Pick out each line with the word "ébénistes" from the material that follows.
======== Given data ========
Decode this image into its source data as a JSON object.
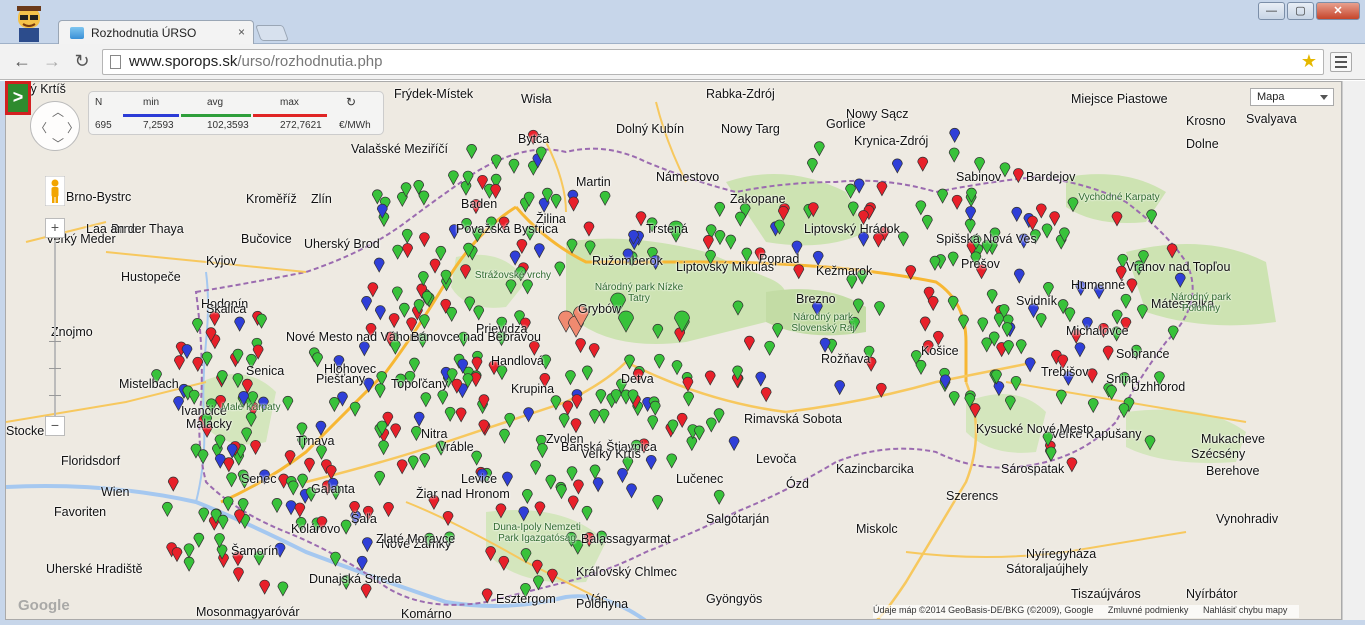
{
  "window": {
    "tab_title": "Rozhodnutia ÚRSO",
    "tab_close": "×",
    "minimize": "—",
    "maximize": "▢",
    "close": "✕"
  },
  "toolbar": {
    "back": "←",
    "forward": "→",
    "reload": "↻",
    "url_host": "www.sporops.sk",
    "url_path": "/urso/rozhodnutia.php",
    "bookmark_icon": "star-icon"
  },
  "map": {
    "toggle_label": ">",
    "map_type": "Mapa",
    "stats": {
      "n_label": "N",
      "min_label": "min",
      "avg_label": "avg",
      "max_label": "max",
      "n_value": "695",
      "min_value": "7,2593",
      "avg_value": "102,3593",
      "max_value": "272,7621",
      "unit": "€/MWh",
      "refresh_icon": "↻",
      "colors": {
        "min": "#2b3bd6",
        "avg": "#2e9e3a",
        "max": "#e02424"
      }
    },
    "footer": {
      "data": "Údaje máp ©2014 GeoBasis-DE/BKG (©2009), Google",
      "terms": "Zmluvné podmienky",
      "report": "Nahlásiť chybu mapy"
    },
    "logo": "Google",
    "marker_colors": {
      "red": "#e8202a",
      "green": "#38c23a",
      "blue": "#2f3fd8",
      "salmon": "#f08a70"
    },
    "labels": [
      {
        "t": "Frýdek-Místek",
        "k": "city"
      },
      {
        "t": "Wisła",
        "k": "city"
      },
      {
        "t": "Rabka-Zdrój",
        "k": "city"
      },
      {
        "t": "Nowy Targ",
        "k": "city"
      },
      {
        "t": "Zakopane",
        "k": "city"
      },
      {
        "t": "Krynica-Zdrój",
        "k": "city"
      },
      {
        "t": "Miejsce Piastowe",
        "k": "city"
      },
      {
        "t": "Krosno",
        "k": "city"
      },
      {
        "t": "Dolne",
        "k": "city"
      },
      {
        "t": "Brno-Bystrc",
        "k": "city"
      },
      {
        "t": "Brno",
        "k": "city"
      },
      {
        "t": "Zlín",
        "k": "city"
      },
      {
        "t": "Kroměříž",
        "k": "city"
      },
      {
        "t": "Valašské Meziříčí",
        "k": "city"
      },
      {
        "t": "Uherský Brod",
        "k": "city"
      },
      {
        "t": "Kyjov",
        "k": "city"
      },
      {
        "t": "Hustopeče",
        "k": "city"
      },
      {
        "t": "Hodonín",
        "k": "city"
      },
      {
        "t": "Mistelbach",
        "k": "city"
      },
      {
        "t": "Wien",
        "k": "city"
      },
      {
        "t": "Floridsdorf",
        "k": "city"
      },
      {
        "t": "Favoriten",
        "k": "city"
      },
      {
        "t": "Stockerau",
        "k": "city"
      },
      {
        "t": "Ružomberok",
        "k": "city"
      },
      {
        "t": "Poprad",
        "k": "city"
      },
      {
        "t": "Prešov",
        "k": "city"
      },
      {
        "t": "Košice",
        "k": "city"
      },
      {
        "t": "Humenné",
        "k": "city"
      },
      {
        "t": "Michalovce",
        "k": "city"
      },
      {
        "t": "Sobrance",
        "k": "city"
      },
      {
        "t": "Uzhhorod",
        "k": "city"
      },
      {
        "t": "Mukacheve",
        "k": "city"
      },
      {
        "t": "Berehove",
        "k": "city"
      },
      {
        "t": "Vynohradiv",
        "k": "city"
      },
      {
        "t": "Trebišov",
        "k": "city"
      },
      {
        "t": "Sárospatak",
        "k": "city"
      },
      {
        "t": "Szerencs",
        "k": "city"
      },
      {
        "t": "Miskolc",
        "k": "city"
      },
      {
        "t": "Nyíregyháza",
        "k": "city"
      },
      {
        "t": "Kazincbarcika",
        "k": "city"
      },
      {
        "t": "Ózd",
        "k": "city"
      },
      {
        "t": "Salgótarján",
        "k": "city"
      },
      {
        "t": "Gyöngyös",
        "k": "city"
      },
      {
        "t": "Balassagyarmat",
        "k": "city"
      },
      {
        "t": "Vác",
        "k": "city"
      },
      {
        "t": "Esztergom",
        "k": "city"
      },
      {
        "t": "Komárno",
        "k": "city"
      },
      {
        "t": "Mosonmagyaróvár",
        "k": "city"
      },
      {
        "t": "Šamorín",
        "k": "city"
      },
      {
        "t": "Senec",
        "k": "city"
      },
      {
        "t": "Trnava",
        "k": "city"
      },
      {
        "t": "Nitra",
        "k": "city"
      },
      {
        "t": "Galanta",
        "k": "city"
      },
      {
        "t": "Šaľa",
        "k": "city"
      },
      {
        "t": "Nové Zámky",
        "k": "city"
      },
      {
        "t": "Levice",
        "k": "city"
      },
      {
        "t": "Zvolen",
        "k": "city"
      },
      {
        "t": "Banská Štiavnica",
        "k": "city"
      },
      {
        "t": "Lučenec",
        "k": "city"
      },
      {
        "t": "Rimavská Sobota",
        "k": "city"
      },
      {
        "t": "Rožňava",
        "k": "city"
      },
      {
        "t": "Detva",
        "k": "city"
      },
      {
        "t": "Handlová",
        "k": "city"
      },
      {
        "t": "Prievidza",
        "k": "city"
      },
      {
        "t": "Topoľčany",
        "k": "city"
      },
      {
        "t": "Piešťany",
        "k": "city"
      },
      {
        "t": "Hlohovec",
        "k": "city"
      },
      {
        "t": "Senica",
        "k": "city"
      },
      {
        "t": "Malacky",
        "k": "city"
      },
      {
        "t": "Skalica",
        "k": "city"
      },
      {
        "t": "Nové Mesto nad Váhom",
        "k": "city"
      },
      {
        "t": "Bánovce nad Bebravou",
        "k": "city"
      },
      {
        "t": "Považská Bystrica",
        "k": "city"
      },
      {
        "t": "Žilina",
        "k": "city"
      },
      {
        "t": "Martin",
        "k": "city"
      },
      {
        "t": "Dolný Kubín",
        "k": "city"
      },
      {
        "t": "Námestovo",
        "k": "city"
      },
      {
        "t": "Trstená",
        "k": "city"
      },
      {
        "t": "Liptovský Mikuláš",
        "k": "city"
      },
      {
        "t": "Liptovský Hrádok",
        "k": "city"
      },
      {
        "t": "Kežmarok",
        "k": "city"
      },
      {
        "t": "Spišská Nová Ves",
        "k": "city"
      },
      {
        "t": "Sabinov",
        "k": "city"
      },
      {
        "t": "Bardejov",
        "k": "city"
      },
      {
        "t": "Svidník",
        "k": "city"
      },
      {
        "t": "Vranov nad Topľou",
        "k": "city"
      },
      {
        "t": "Snina",
        "k": "city"
      },
      {
        "t": "Veľké Kapušany",
        "k": "city"
      },
      {
        "t": "Kráľovský Chlmec",
        "k": "city"
      },
      {
        "t": "Veľký Krtíš",
        "k": "city"
      },
      {
        "t": "Krupina",
        "k": "city"
      },
      {
        "t": "Žiar nad Hronom",
        "k": "city"
      },
      {
        "t": "Vráble",
        "k": "city"
      },
      {
        "t": "Zlaté Moravce",
        "k": "city"
      },
      {
        "t": "Kolárovo",
        "k": "city"
      },
      {
        "t": "Dunajská Streda",
        "k": "city"
      },
      {
        "t": "Veľký Meder",
        "k": "city"
      },
      {
        "t": "Ivančice",
        "k": "city"
      },
      {
        "t": "Znojmo",
        "k": "city"
      },
      {
        "t": "Laa an der Thaya",
        "k": "city"
      },
      {
        "t": "Bučovice",
        "k": "city"
      },
      {
        "t": "Uherské Hradiště",
        "k": "city"
      },
      {
        "t": "Baden",
        "k": "city"
      },
      {
        "t": "Bytča",
        "k": "city"
      },
      {
        "t": "Kysucké Nové Mesto",
        "k": "city"
      },
      {
        "t": "Sátoraljaújhely",
        "k": "city"
      },
      {
        "t": "Tiszaújváros",
        "k": "city"
      },
      {
        "t": "Nyírbátor",
        "k": "city"
      },
      {
        "t": "Mátészalka",
        "k": "city"
      },
      {
        "t": "Polonyna",
        "k": "city"
      },
      {
        "t": "Szécsény",
        "k": "city"
      },
      {
        "t": "Svalyava",
        "k": "city"
      },
      {
        "t": "Gorlice",
        "k": "city"
      },
      {
        "t": "Nowy Sącz",
        "k": "city"
      },
      {
        "t": "Grybów",
        "k": "city"
      },
      {
        "t": "Brezno",
        "k": "city"
      },
      {
        "t": "Levoča",
        "k": "city"
      },
      {
        "t": "Veľký Krtíš",
        "k": "city"
      }
    ],
    "parks": [
      "Národný park Nízke Tatry",
      "Národný park Slovenský Raj",
      "Národný park Poloniny",
      "Vychodné Karpaty",
      "Malé Karpaty",
      "Strážovské vrchy",
      "Duna-Ipoly Nemzeti Park Igazgatóság"
    ]
  }
}
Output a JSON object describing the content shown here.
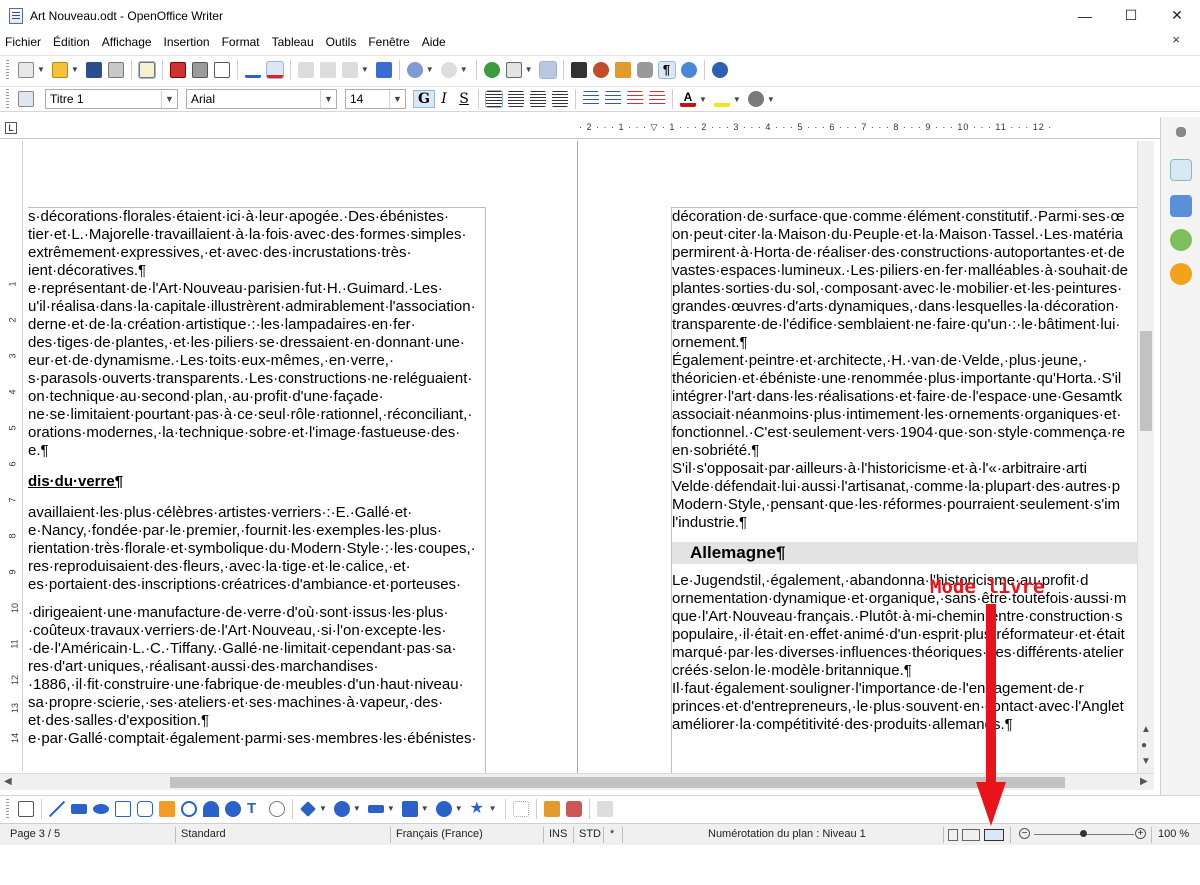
{
  "window": {
    "title": "Art Nouveau.odt - OpenOffice Writer",
    "minimize": "—",
    "maximize": "☐",
    "close": "✕"
  },
  "menu": [
    "Fichier",
    "Édition",
    "Affichage",
    "Insertion",
    "Format",
    "Tableau",
    "Outils",
    "Fenêtre",
    "Aide"
  ],
  "menu_close": "×",
  "formatting": {
    "style": "Titre 1",
    "font": "Arial",
    "size": "14",
    "bold": "G",
    "italic": "I",
    "underline": "S"
  },
  "ruler": {
    "corner": "L",
    "top_marks": "· 2 · · · 1 · · · ▽ · 1 · · · 2 · · · 3 · · · 4 · · · 5 · · · 6 · · · 7 · · · 8 · · · 9 · · · 10 · · · 11 · · · 12 ·",
    "left_marks": [
      "1",
      "2",
      "3",
      "4",
      "5",
      "6",
      "7",
      "8",
      "9",
      "10",
      "11",
      "12",
      "13",
      "14"
    ]
  },
  "left_page": {
    "lines": [
      "s·décorations·florales·étaient·ici·à·leur·apogée.·Des·ébénistes·",
      "tier·et·L.·Majorelle·travaillaient·à·la·fois·avec·des·formes·simples·",
      "extrêmement·expressives,·et·avec·des·incrustations·très·",
      "ient·décoratives.¶",
      "e·représentant·de·l'Art·Nouveau·parisien·fut·H.·Guimard.·Les·",
      "u'il·réalisa·dans·la·capitale·illustrèrent·admirablement·l'association·",
      "derne·et·de·la·création·artistique·:·les·lampadaires·en·fer·",
      "des·tiges·de·plantes,·et·les·piliers·se·dressaient·en·donnant·une·",
      "eur·et·de·dynamisme.·Les·toits·eux-mêmes,·en·verre,·",
      "s·parasols·ouverts·transparents.·Les·constructions·ne·reléguaient·",
      "on·technique·au·second·plan,·au·profit·d'une·façade·",
      "ne·se·limitaient·pourtant·pas·à·ce·seul·rôle·rationnel,·réconciliant,·",
      "orations·modernes,·la·technique·sobre·et·l'image·fastueuse·des·",
      "e.¶"
    ],
    "heading": "dis·du·verre¶",
    "lines2": [
      "availlaient·les·plus·célèbres·artistes·verriers·:·E.·Gallé·et·",
      "e·Nancy,·fondée·par·le·premier,·fournit·les·exemples·les·plus·",
      "rientation·très·florale·et·symbolique·du·Modern·Style·:·les·coupes,·",
      "res·reproduisaient·des·fleurs,·avec·la·tige·et·le·calice,·et·",
      "es·portaient·des·inscriptions·créatrices·d'ambiance·et·porteuses·"
    ],
    "lines3": [
      "·dirigeaient·une·manufacture·de·verre·d'où·sont·issus·les·plus·",
      "·coûteux·travaux·verriers·de·l'Art·Nouveau,·si·l'on·excepte·les·",
      "·de·l'Américain·L.·C.·Tiffany.·Gallé·ne·limitait·cependant·pas·sa·",
      "res·d'art·uniques,·réalisant·aussi·des·marchandises·",
      "·1886,·il·fit·construire·une·fabrique·de·meubles·d'un·haut·niveau·",
      "sa·propre·scierie,·ses·ateliers·et·ses·machines·à·vapeur,·des·",
      "et·des·salles·d'exposition.¶",
      "e·par·Gallé·comptait·également·parmi·ses·membres·les·ébénistes·"
    ]
  },
  "right_page": {
    "lines": [
      "décoration·de·surface·que·comme·élément·constitutif.·Parmi·ses·œ",
      "on·peut·citer·la·Maison·du·Peuple·et·la·Maison·Tassel.·Les·matéria",
      "permirent·à·Horta·de·réaliser·des·constructions·autoportantes·et·de",
      "vastes·espaces·lumineux.·Les·piliers·en·fer·malléables·à·souhait·de",
      "plantes·sorties·du·sol,·composant·avec·le·mobilier·et·les·peintures·",
      "grandes·œuvres·d'arts·dynamiques,·dans·lesquelles·la·décoration·",
      "transparente·de·l'édifice·semblaient·ne·faire·qu'un·:·le·bâtiment·lui·",
      "ornement.¶",
      "        Également·peintre·et·architecte,·H.·van·de·Velde,·plus·jeune,·",
      "théoricien·et·ébéniste·une·renommée·plus·importante·qu'Horta.·S'il",
      "intégrer·l'art·dans·les·réalisations·et·faire·de·l'espace·une·Gesamtk",
      "associait·néanmoins·plus·intimement·les·ornements·organiques·et·",
      "fonctionnel.·C'est·seulement·vers·1904·que·son·style·commença·re",
      "en·sobriété.¶",
      "        S'il·s'opposait·par·ailleurs·à·l'historicisme·et·à·l'«·arbitraire·arti",
      "Velde·défendait·lui·aussi·l'artisanat,·comme·la·plupart·des·autres·p",
      "Modern·Style,·pensant·que·les·réformes·pourraient·seulement·s'im",
      "l'industrie.¶"
    ],
    "heading": "Allemagne¶",
    "lines2": [
      "        Le·Jugendstil,·également,·abandonna·l'historicisme·au·profit·d",
      "ornementation·dynamique·et·organique,·sans·être·toutefois·aussi·m",
      "que·l'Art·Nouveau·français.·Plutôt·à·mi-chemin·entre·construction·s",
      "populaire,·il·était·en·effet·animé·d'un·esprit·plus·réformateur·et·était",
      "marqué·par·les·diverses·influences·théoriques·des·différents·atelier",
      "créés·selon·le·modèle·britannique.¶",
      "        Il·faut·également·souligner·l'importance·de·l'engagement·de·r",
      "princes·et·d'entrepreneurs,·le·plus·souvent·en·contact·avec·l'Anglet",
      "améliorer·la·compétitivité·des·produits·allemands.¶"
    ]
  },
  "annotation": "Mode livre",
  "status": {
    "page": "Page 3 / 5",
    "style": "Standard",
    "language": "Français (France)",
    "ins": "INS",
    "std": "STD",
    "star": "*",
    "outline": "Numérotation du plan : Niveau 1",
    "zoom": "100 %"
  },
  "colors": {
    "accent": "#e8131b",
    "highlight": "#dbe7f5"
  }
}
========
Reply:
      "s·décorations·florales·étaient·ici·à·leur·apogée.·Des·ébénistes·",
      "e·par·Gallé·comptait·également·parmi·ses·membres·les·ébénistes·"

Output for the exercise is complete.